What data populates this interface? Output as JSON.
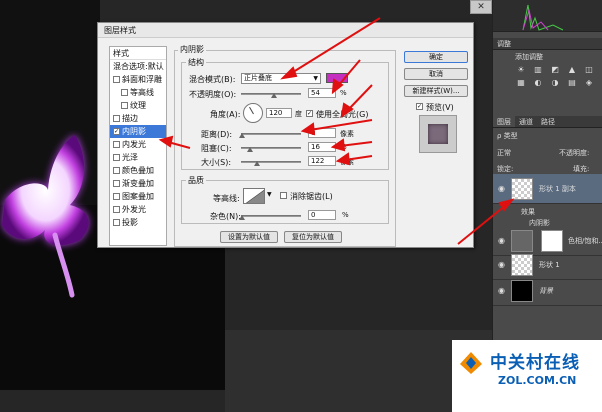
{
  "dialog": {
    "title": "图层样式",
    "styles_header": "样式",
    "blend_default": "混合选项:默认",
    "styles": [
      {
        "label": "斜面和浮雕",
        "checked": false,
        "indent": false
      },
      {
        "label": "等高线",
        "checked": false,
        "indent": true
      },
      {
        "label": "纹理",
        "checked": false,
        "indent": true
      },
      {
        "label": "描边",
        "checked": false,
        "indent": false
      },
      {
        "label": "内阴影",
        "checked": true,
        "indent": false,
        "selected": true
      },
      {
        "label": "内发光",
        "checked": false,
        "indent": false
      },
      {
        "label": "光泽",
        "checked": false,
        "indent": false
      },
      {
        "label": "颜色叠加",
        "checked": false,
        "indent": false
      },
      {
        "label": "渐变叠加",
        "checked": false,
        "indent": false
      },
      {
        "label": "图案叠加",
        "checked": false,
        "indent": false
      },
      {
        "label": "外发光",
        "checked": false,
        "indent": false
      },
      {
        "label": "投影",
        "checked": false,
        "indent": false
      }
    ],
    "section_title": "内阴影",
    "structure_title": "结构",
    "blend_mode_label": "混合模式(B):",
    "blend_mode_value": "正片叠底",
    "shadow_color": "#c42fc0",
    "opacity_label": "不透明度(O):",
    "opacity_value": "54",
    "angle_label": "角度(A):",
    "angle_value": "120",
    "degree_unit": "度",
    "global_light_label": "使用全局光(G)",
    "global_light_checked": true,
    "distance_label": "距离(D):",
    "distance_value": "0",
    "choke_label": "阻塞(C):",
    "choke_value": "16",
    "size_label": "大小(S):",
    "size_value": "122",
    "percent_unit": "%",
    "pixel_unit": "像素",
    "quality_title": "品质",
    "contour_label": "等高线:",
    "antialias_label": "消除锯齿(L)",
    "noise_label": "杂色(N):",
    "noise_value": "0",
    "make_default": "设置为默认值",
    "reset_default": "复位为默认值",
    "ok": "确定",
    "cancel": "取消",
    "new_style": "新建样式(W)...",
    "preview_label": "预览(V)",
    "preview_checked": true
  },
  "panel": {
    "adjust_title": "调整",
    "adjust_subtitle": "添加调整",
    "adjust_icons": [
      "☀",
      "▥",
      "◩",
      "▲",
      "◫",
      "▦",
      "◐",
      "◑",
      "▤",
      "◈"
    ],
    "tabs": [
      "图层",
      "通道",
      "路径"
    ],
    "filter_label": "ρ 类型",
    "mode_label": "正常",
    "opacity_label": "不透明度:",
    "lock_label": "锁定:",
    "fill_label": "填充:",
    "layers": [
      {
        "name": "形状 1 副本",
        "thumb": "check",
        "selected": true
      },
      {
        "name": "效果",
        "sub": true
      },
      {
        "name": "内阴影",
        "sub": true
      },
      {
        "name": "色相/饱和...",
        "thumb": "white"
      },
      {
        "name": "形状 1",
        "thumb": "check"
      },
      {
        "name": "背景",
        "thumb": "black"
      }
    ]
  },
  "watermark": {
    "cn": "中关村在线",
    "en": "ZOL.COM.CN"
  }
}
# # #
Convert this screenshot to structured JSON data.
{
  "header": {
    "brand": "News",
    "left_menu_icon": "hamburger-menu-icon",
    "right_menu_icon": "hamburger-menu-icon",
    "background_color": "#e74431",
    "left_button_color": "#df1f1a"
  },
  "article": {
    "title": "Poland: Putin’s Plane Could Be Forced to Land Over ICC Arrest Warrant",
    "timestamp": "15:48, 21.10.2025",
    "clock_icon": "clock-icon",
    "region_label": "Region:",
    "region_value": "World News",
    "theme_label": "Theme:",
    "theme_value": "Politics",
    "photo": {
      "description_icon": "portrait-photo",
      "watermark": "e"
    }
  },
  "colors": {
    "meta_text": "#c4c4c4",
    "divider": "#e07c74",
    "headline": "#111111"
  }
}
# # #
■ INSTRUCTIONS TO FOLLOW: In the listing, find all lines with the string "menu" and copy them.

■ RESPONSE TO THIS EXERCISE:
    "left_menu_icon": "hamburger-menu-icon",
    "right_menu_icon": "hamburger-menu-icon",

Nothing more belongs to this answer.